A run of records:
****************
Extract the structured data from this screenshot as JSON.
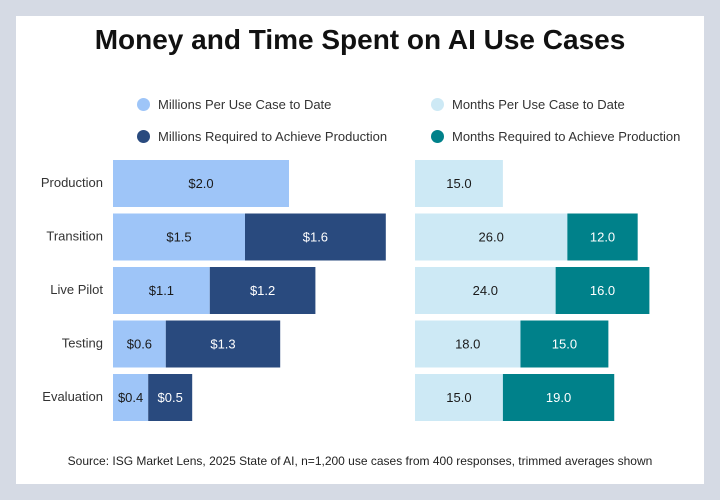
{
  "chart_data": {
    "type": "bar",
    "title": "Money and Time Spent on AI Use Cases",
    "categories": [
      "Production",
      "Transition",
      "Live Pilot",
      "Testing",
      "Evaluation"
    ],
    "money": {
      "series": [
        {
          "name": "Millions Per Use Case to Date",
          "color": "#9ec5f8",
          "values": [
            2.0,
            1.5,
            1.1,
            0.6,
            0.4
          ],
          "labels": [
            "$2.0",
            "$1.5",
            "$1.1",
            "$0.6",
            "$0.4"
          ]
        },
        {
          "name": "Millions Required to Achieve Production",
          "color": "#294a7e",
          "values": [
            null,
            1.6,
            1.2,
            1.3,
            0.5
          ],
          "labels": [
            "",
            "$1.6",
            "$1.2",
            "$1.3",
            "$0.5"
          ]
        }
      ]
    },
    "time": {
      "series": [
        {
          "name": "Months Per Use Case to Date",
          "color": "#cde9f5",
          "values": [
            15.0,
            26.0,
            24.0,
            18.0,
            15.0
          ],
          "labels": [
            "15.0",
            "26.0",
            "24.0",
            "18.0",
            "15.0"
          ]
        },
        {
          "name": "Months Required to Achieve Production",
          "color": "#00818a",
          "values": [
            null,
            12.0,
            16.0,
            15.0,
            19.0
          ],
          "labels": [
            "",
            "12.0",
            "16.0",
            "15.0",
            "19.0"
          ]
        }
      ]
    },
    "orientation": "horizontal",
    "stacked": true,
    "legend_position": "top",
    "grid": false
  },
  "source_note": "Source: ISG Market Lens, 2025 State of AI, n=1,200 use cases from 400 responses, trimmed averages shown"
}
****************
• [Direction]
Copy all of the entries verbatim, leaving out any pictures they contain.

• [Answer for the task]
Extract the structured data from this screenshot as JSON.
{
  "chart_data": {
    "type": "bar",
    "title": "Money and Time Spent on AI Use Cases",
    "categories": [
      "Production",
      "Transition",
      "Live Pilot",
      "Testing",
      "Evaluation"
    ],
    "money": {
      "series": [
        {
          "name": "Millions Per Use Case to Date",
          "color": "#9ec5f8",
          "values": [
            2.0,
            1.5,
            1.1,
            0.6,
            0.4
          ],
          "labels": [
            "$2.0",
            "$1.5",
            "$1.1",
            "$0.6",
            "$0.4"
          ]
        },
        {
          "name": "Millions Required to Achieve Production",
          "color": "#294a7e",
          "values": [
            null,
            1.6,
            1.2,
            1.3,
            0.5
          ],
          "labels": [
            "",
            "$1.6",
            "$1.2",
            "$1.3",
            "$0.5"
          ]
        }
      ]
    },
    "time": {
      "series": [
        {
          "name": "Months Per Use Case to Date",
          "color": "#cde9f5",
          "values": [
            15.0,
            26.0,
            24.0,
            18.0,
            15.0
          ],
          "labels": [
            "15.0",
            "26.0",
            "24.0",
            "18.0",
            "15.0"
          ]
        },
        {
          "name": "Months Required to Achieve Production",
          "color": "#00818a",
          "values": [
            null,
            12.0,
            16.0,
            15.0,
            19.0
          ],
          "labels": [
            "",
            "12.0",
            "16.0",
            "15.0",
            "19.0"
          ]
        }
      ]
    },
    "orientation": "horizontal",
    "stacked": true,
    "legend_position": "top",
    "grid": false
  },
  "source_note": "Source: ISG Market Lens, 2025 State of AI, n=1,200 use cases from 400 responses, trimmed averages shown"
}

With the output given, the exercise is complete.